Set task »
Write out every entry word for word.

Dataset rows »
■ ■ ■ ■

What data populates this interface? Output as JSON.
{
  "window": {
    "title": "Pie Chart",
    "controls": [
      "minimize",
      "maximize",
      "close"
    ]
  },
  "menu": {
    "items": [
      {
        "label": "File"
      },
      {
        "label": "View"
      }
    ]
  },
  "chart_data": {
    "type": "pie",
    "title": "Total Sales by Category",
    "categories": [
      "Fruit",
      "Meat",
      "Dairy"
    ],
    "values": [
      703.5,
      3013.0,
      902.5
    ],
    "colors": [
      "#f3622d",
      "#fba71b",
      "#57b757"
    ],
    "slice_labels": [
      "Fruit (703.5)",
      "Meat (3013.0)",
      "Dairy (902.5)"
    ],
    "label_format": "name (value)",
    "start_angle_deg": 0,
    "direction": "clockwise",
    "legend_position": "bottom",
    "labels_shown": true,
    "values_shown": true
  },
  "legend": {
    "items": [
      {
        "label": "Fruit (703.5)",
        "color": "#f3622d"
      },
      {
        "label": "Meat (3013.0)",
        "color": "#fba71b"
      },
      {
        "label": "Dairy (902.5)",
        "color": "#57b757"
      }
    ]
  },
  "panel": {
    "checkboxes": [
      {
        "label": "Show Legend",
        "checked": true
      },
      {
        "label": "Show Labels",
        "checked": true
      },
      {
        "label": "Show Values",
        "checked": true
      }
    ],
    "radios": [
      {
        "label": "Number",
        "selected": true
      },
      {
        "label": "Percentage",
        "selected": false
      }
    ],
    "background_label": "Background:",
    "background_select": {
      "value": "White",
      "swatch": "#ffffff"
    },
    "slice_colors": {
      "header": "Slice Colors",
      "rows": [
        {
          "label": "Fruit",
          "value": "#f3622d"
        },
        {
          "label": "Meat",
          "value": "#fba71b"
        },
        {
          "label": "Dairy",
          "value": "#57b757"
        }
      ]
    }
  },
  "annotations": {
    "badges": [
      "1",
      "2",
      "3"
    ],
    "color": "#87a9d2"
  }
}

■ ■ ■ ■

Exercise result »
What data populates this interface? Output as JSON.
{
  "window": {
    "title": "Pie Chart",
    "controls": [
      "minimize",
      "maximize",
      "close"
    ]
  },
  "menu": {
    "items": [
      {
        "label": "File"
      },
      {
        "label": "View"
      }
    ]
  },
  "chart_data": {
    "type": "pie",
    "title": "Total Sales by Category",
    "categories": [
      "Fruit",
      "Meat",
      "Dairy"
    ],
    "values": [
      703.5,
      3013.0,
      902.5
    ],
    "colors": [
      "#f3622d",
      "#fba71b",
      "#57b757"
    ],
    "slice_labels": [
      "Fruit (703.5)",
      "Meat (3013.0)",
      "Dairy (902.5)"
    ],
    "label_format": "name (value)",
    "start_angle_deg": 0,
    "direction": "clockwise",
    "legend_position": "bottom",
    "labels_shown": true,
    "values_shown": true
  },
  "legend": {
    "items": [
      {
        "label": "Fruit (703.5)",
        "color": "#f3622d"
      },
      {
        "label": "Meat (3013.0)",
        "color": "#fba71b"
      },
      {
        "label": "Dairy (902.5)",
        "color": "#57b757"
      }
    ]
  },
  "panel": {
    "checkboxes": [
      {
        "label": "Show Legend",
        "checked": true
      },
      {
        "label": "Show Labels",
        "checked": true
      },
      {
        "label": "Show Values",
        "checked": true
      }
    ],
    "radios": [
      {
        "label": "Number",
        "selected": true
      },
      {
        "label": "Percentage",
        "selected": false
      }
    ],
    "background_label": "Background:",
    "background_select": {
      "value": "White",
      "swatch": "#ffffff"
    },
    "slice_colors": {
      "header": "Slice Colors",
      "rows": [
        {
          "label": "Fruit",
          "value": "#f3622d"
        },
        {
          "label": "Meat",
          "value": "#fba71b"
        },
        {
          "label": "Dairy",
          "value": "#57b757"
        }
      ]
    }
  },
  "annotations": {
    "badges": [
      "1",
      "2",
      "3"
    ],
    "color": "#87a9d2"
  }
}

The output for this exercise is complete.